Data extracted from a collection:
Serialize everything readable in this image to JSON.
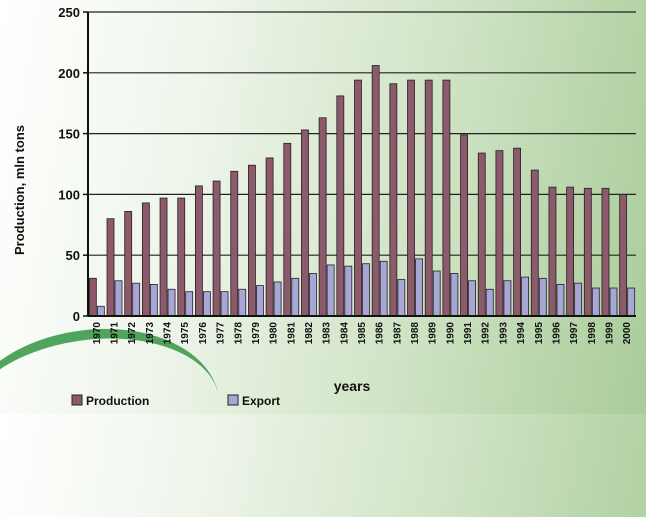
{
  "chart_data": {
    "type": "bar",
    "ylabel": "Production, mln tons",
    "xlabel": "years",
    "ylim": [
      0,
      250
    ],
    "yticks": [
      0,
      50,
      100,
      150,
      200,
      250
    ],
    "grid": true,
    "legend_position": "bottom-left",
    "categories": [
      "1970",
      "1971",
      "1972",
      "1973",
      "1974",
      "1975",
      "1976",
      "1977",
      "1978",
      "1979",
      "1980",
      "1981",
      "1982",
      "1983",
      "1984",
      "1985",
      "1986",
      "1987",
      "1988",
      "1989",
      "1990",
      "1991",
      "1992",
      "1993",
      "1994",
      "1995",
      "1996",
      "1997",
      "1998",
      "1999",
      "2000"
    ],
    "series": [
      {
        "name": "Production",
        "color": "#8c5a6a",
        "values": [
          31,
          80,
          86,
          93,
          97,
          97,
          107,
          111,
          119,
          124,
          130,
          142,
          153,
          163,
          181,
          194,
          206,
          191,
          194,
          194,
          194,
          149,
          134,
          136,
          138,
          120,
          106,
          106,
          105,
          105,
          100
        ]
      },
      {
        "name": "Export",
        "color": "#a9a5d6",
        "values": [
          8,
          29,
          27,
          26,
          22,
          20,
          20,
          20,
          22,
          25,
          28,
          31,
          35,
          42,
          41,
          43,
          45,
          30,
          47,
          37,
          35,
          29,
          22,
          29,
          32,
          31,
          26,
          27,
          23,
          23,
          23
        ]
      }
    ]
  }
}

--

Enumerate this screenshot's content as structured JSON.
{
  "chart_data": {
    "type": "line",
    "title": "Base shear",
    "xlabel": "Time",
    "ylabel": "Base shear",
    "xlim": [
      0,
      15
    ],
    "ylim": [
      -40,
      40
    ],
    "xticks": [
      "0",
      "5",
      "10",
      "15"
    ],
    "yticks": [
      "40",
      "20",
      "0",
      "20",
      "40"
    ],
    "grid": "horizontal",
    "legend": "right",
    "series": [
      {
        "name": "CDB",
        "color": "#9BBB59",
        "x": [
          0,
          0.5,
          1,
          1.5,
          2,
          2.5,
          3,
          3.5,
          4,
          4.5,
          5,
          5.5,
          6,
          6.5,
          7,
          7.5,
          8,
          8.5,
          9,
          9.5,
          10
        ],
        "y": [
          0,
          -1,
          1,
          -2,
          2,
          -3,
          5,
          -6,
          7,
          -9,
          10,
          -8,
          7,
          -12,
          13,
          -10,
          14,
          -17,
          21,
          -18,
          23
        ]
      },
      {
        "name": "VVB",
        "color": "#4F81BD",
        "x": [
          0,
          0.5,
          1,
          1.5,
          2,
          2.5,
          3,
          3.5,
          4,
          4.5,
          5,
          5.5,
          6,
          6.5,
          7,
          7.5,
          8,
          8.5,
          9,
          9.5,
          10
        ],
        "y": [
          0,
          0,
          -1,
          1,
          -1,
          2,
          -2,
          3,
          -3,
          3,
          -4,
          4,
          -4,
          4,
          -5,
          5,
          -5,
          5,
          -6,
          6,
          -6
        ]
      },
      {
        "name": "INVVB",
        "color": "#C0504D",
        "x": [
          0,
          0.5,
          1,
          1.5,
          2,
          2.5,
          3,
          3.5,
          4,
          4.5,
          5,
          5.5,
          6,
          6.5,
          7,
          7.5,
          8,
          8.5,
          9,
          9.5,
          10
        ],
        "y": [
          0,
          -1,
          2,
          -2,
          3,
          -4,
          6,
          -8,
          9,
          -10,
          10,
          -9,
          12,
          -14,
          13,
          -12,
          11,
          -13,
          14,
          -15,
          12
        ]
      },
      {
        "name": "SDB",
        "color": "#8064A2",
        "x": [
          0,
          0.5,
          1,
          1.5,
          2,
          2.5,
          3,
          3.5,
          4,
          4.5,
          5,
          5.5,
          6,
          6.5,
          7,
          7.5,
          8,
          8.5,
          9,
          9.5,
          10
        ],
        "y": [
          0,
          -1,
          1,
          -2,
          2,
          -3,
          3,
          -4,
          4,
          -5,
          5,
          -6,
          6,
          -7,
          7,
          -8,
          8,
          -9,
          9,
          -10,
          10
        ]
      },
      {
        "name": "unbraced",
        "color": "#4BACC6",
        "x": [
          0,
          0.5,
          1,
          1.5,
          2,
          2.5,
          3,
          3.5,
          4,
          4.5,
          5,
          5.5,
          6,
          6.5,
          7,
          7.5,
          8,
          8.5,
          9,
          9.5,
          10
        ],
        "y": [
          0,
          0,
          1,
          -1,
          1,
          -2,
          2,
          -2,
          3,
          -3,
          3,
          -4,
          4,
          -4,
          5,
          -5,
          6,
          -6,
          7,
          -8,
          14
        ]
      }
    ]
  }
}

> _Short exercise_
Collect from the data above every line that includes "Production".

> _Task result_
    "ylabel": "Production, mln tons",
        "name": "Production",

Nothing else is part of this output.